Show all lines that include the string "generationē"; copy each one.

> [DATA FOR THE TASK]

----

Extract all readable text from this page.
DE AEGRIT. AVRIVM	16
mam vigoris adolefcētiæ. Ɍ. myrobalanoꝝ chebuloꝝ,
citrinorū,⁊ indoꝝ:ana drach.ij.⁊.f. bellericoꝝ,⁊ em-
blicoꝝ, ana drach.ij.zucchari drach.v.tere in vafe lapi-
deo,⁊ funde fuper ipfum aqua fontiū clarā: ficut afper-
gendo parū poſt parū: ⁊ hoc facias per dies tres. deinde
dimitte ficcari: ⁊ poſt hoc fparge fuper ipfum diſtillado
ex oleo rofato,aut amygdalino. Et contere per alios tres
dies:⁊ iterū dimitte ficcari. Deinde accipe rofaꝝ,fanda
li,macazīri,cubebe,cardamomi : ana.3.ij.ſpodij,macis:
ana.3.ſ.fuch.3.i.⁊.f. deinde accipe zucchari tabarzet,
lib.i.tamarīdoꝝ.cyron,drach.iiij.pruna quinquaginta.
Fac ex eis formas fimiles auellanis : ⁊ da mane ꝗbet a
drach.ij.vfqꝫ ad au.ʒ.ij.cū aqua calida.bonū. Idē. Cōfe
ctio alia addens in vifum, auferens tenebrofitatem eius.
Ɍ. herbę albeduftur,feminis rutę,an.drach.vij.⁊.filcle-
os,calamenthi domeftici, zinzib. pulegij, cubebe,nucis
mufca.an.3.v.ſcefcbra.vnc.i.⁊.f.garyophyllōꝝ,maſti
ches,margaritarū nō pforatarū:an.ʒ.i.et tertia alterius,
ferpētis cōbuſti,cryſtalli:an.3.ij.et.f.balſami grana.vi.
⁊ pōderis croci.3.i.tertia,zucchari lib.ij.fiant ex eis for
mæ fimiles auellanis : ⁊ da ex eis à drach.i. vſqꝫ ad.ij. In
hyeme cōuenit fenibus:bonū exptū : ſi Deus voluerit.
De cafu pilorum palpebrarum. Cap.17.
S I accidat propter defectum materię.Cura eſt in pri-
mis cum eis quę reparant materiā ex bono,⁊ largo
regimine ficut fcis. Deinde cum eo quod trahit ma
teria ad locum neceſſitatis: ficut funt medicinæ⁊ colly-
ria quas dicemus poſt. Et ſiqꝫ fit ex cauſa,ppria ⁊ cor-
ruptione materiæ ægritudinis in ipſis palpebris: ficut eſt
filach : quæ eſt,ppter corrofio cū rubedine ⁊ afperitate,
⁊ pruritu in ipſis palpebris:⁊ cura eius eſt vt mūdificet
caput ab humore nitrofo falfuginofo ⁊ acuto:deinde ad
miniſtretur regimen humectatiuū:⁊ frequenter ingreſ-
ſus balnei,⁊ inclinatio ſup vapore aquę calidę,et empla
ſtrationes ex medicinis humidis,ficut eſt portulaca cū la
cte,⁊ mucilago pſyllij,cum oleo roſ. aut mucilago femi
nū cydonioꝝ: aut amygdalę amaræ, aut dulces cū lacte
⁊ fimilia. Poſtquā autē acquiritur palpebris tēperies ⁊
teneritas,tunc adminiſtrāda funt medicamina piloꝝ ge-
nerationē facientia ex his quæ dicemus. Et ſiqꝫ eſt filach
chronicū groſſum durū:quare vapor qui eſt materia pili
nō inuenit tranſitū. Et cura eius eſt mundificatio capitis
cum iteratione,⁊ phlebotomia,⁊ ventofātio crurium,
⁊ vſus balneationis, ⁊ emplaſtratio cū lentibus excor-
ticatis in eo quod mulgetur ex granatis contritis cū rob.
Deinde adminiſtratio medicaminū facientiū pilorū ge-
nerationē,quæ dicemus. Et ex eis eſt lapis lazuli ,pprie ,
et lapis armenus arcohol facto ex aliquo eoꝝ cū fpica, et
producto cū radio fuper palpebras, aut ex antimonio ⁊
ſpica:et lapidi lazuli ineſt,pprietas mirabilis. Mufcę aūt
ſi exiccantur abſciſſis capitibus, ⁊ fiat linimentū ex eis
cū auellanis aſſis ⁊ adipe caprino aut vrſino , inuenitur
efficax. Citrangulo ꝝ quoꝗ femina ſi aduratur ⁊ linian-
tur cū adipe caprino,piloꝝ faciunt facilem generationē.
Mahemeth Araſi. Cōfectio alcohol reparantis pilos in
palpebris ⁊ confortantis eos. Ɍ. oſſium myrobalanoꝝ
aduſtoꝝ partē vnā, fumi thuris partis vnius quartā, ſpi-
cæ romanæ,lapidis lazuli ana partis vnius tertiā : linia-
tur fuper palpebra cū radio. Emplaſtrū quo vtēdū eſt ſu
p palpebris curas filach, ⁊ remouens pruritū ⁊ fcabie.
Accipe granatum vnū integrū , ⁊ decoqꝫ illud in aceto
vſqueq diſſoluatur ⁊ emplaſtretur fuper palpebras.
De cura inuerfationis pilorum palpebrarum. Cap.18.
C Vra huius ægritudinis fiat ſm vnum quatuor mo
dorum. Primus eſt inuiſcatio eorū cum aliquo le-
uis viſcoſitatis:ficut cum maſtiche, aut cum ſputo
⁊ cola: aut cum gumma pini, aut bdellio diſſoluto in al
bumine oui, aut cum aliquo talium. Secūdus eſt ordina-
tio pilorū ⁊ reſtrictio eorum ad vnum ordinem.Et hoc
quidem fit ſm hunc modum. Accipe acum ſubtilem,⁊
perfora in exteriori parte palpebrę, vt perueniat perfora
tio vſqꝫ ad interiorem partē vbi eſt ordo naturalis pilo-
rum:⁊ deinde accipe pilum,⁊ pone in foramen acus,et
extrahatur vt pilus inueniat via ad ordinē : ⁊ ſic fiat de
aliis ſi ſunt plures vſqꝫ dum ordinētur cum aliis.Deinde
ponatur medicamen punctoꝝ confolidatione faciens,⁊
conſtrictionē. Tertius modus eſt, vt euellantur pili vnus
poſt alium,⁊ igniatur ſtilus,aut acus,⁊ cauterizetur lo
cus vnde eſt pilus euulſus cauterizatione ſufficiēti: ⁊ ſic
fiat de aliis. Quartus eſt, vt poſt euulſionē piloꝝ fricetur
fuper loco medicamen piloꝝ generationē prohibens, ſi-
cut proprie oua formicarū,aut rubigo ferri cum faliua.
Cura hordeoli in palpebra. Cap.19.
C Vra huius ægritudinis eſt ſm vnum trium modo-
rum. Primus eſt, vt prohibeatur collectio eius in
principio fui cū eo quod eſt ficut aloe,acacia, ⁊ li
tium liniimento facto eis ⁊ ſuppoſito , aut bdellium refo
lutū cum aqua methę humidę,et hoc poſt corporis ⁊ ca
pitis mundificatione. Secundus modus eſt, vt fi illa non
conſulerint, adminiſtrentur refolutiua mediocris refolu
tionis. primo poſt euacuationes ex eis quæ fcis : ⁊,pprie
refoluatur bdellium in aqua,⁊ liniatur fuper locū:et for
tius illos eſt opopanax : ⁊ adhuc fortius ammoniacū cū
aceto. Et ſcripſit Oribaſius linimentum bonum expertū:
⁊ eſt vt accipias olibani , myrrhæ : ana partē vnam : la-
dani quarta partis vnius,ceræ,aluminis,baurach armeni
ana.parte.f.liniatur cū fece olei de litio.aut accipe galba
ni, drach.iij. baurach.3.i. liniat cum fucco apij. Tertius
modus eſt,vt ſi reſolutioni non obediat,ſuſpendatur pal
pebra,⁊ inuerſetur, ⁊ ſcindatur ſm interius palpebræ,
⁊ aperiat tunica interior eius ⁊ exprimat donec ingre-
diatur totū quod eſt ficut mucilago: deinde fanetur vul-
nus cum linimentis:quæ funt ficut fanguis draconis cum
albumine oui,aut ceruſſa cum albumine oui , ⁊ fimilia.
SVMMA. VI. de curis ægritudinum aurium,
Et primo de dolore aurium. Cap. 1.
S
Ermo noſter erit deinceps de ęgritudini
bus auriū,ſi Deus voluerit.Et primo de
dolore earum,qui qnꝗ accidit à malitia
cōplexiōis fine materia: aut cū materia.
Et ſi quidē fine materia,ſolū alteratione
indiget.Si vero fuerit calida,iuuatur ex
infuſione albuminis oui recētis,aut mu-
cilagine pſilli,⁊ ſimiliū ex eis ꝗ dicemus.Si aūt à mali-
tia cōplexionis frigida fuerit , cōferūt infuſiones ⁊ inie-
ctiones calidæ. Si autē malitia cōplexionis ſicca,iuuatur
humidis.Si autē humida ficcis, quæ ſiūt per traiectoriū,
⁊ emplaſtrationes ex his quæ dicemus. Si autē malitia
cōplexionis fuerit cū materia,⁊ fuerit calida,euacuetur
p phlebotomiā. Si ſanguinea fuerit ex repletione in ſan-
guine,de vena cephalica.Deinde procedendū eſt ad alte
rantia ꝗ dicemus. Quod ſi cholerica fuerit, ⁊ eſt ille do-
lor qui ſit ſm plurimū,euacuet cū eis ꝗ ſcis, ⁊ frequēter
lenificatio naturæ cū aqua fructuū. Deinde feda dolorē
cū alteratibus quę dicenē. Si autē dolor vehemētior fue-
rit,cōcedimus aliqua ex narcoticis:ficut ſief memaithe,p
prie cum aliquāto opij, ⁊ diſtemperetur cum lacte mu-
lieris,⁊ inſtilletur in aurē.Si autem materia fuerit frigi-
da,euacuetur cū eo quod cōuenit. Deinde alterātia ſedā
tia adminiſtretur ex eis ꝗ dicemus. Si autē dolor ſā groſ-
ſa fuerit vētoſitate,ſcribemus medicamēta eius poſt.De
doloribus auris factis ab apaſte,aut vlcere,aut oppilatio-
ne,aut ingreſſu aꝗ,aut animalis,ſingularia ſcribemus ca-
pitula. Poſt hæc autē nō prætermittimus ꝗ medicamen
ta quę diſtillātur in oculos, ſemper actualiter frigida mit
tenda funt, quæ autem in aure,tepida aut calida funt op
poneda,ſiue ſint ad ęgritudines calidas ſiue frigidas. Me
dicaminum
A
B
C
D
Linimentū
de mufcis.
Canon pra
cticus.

----

> [FULL SOLUTION]
tur cū adipe caprino,piloꝝ faciunt facilem generationē.
fuper loco medicamen piloꝝ generationē prohibens, ſi-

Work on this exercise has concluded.